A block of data
_____
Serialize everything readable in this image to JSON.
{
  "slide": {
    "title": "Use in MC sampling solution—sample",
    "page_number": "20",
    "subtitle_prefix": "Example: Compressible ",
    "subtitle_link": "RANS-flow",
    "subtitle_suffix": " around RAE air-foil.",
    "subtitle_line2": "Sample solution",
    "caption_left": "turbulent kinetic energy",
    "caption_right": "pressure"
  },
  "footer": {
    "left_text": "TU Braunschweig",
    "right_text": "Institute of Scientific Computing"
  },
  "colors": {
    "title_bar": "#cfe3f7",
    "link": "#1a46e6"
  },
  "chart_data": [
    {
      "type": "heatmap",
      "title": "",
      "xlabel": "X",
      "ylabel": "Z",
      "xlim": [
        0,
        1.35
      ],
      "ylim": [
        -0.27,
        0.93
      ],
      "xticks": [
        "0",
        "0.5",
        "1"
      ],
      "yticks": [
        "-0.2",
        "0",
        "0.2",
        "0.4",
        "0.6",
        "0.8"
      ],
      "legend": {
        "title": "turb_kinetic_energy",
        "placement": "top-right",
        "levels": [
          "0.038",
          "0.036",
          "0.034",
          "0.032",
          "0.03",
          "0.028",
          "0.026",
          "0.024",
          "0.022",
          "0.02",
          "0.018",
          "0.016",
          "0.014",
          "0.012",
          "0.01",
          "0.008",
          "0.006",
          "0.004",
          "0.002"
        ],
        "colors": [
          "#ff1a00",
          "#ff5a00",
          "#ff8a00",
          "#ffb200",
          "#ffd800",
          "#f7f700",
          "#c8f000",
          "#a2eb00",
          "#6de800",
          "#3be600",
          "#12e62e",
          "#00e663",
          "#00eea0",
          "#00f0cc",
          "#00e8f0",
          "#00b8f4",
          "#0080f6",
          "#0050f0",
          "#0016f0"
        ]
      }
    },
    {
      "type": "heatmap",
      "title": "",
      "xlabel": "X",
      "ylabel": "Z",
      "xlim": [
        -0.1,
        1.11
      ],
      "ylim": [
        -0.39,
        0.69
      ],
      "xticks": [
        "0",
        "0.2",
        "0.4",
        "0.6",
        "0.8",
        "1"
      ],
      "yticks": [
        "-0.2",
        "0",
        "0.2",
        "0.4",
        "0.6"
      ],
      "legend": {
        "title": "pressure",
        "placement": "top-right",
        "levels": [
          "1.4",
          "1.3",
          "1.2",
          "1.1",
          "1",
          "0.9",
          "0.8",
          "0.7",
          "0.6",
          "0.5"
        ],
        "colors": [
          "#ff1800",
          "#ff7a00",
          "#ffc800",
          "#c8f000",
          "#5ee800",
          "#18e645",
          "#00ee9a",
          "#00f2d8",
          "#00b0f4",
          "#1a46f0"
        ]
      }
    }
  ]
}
_____
■ TASK GOAL: Show every line in the records above that contains the word "solution".

■ OUTPUT FOR THIS TASK:
    "title": "Use in MC sampling solution—sample",
    "subtitle_line2": "Sample solution",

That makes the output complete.